* _WRITTEN REQUEST_: Copy each line of the records below without any change, but leave the pictures out.

[Element and box listings]
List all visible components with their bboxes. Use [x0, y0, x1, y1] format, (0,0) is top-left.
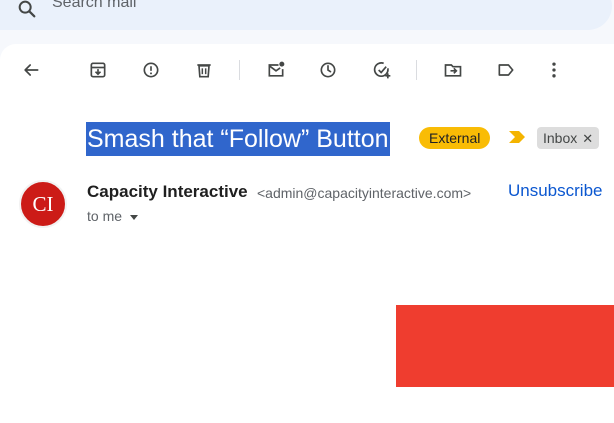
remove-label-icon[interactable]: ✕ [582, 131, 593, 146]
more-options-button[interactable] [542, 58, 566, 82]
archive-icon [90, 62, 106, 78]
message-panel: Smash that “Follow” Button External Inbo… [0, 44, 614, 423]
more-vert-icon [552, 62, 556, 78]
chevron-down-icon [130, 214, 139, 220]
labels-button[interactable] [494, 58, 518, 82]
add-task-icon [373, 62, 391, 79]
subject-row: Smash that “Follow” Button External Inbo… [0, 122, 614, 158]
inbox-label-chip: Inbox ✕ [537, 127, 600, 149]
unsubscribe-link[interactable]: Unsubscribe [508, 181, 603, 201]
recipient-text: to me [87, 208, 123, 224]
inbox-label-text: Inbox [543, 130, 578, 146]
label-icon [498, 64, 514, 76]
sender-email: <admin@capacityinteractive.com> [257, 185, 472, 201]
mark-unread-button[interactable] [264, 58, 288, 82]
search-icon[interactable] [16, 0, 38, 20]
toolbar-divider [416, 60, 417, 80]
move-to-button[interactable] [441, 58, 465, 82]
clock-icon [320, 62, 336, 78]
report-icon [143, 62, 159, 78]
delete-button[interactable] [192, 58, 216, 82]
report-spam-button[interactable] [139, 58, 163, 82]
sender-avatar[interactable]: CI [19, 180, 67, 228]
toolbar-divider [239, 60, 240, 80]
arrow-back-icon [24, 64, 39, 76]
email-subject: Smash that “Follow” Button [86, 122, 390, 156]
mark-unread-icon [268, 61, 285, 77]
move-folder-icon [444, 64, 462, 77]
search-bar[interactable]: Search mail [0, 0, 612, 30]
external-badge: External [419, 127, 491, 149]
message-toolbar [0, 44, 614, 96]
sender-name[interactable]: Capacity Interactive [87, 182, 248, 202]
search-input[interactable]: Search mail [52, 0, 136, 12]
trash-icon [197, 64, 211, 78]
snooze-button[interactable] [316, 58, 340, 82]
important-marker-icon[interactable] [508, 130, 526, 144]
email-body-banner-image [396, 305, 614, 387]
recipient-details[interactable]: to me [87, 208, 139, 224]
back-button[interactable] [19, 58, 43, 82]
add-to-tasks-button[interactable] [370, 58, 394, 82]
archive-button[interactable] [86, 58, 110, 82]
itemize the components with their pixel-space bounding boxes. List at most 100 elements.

* _EXERCISE OUTPUT_:
List all visible components with their bboxes. Use [x0, y0, x1, y1] format, (0,0) is top-left.
remove-label-icon[interactable]: ✕ [582, 131, 593, 146]
more-options-button[interactable] [542, 58, 566, 82]
archive-icon [90, 62, 106, 78]
message-panel: Smash that “Follow” Button External Inbo… [0, 44, 614, 423]
more-vert-icon [552, 62, 556, 78]
chevron-down-icon [130, 214, 139, 220]
labels-button[interactable] [494, 58, 518, 82]
add-task-icon [373, 62, 391, 79]
subject-row: Smash that “Follow” Button External Inbo… [0, 122, 614, 158]
inbox-label-chip: Inbox ✕ [537, 127, 600, 149]
unsubscribe-link[interactable]: Unsubscribe [508, 181, 603, 201]
recipient-text: to me [87, 208, 123, 224]
inbox-label-text: Inbox [543, 130, 578, 146]
label-icon [498, 64, 514, 76]
sender-email: <admin@capacityinteractive.com> [257, 185, 472, 201]
mark-unread-button[interactable] [264, 58, 288, 82]
search-icon[interactable] [16, 0, 38, 20]
toolbar-divider [416, 60, 417, 80]
move-to-button[interactable] [441, 58, 465, 82]
clock-icon [320, 62, 336, 78]
report-icon [143, 62, 159, 78]
delete-button[interactable] [192, 58, 216, 82]
report-spam-button[interactable] [139, 58, 163, 82]
sender-avatar[interactable]: CI [19, 180, 67, 228]
toolbar-divider [239, 60, 240, 80]
arrow-back-icon [24, 64, 39, 76]
email-subject: Smash that “Follow” Button [86, 122, 390, 156]
mark-unread-icon [268, 61, 285, 77]
move-folder-icon [444, 64, 462, 77]
search-bar[interactable]: Search mail [0, 0, 612, 30]
external-badge: External [419, 127, 491, 149]
message-toolbar [0, 44, 614, 96]
sender-name[interactable]: Capacity Interactive [87, 182, 248, 202]
search-input[interactable]: Search mail [52, 0, 136, 12]
trash-icon [197, 64, 211, 78]
snooze-button[interactable] [316, 58, 340, 82]
important-marker-icon[interactable] [508, 130, 526, 144]
email-body-banner-image [396, 305, 614, 387]
recipient-details[interactable]: to me [87, 208, 139, 224]
back-button[interactable] [19, 58, 43, 82]
add-to-tasks-button[interactable] [370, 58, 394, 82]
archive-button[interactable] [86, 58, 110, 82]
itemize the components with their pixel-space bounding boxes. List at most 100 elements.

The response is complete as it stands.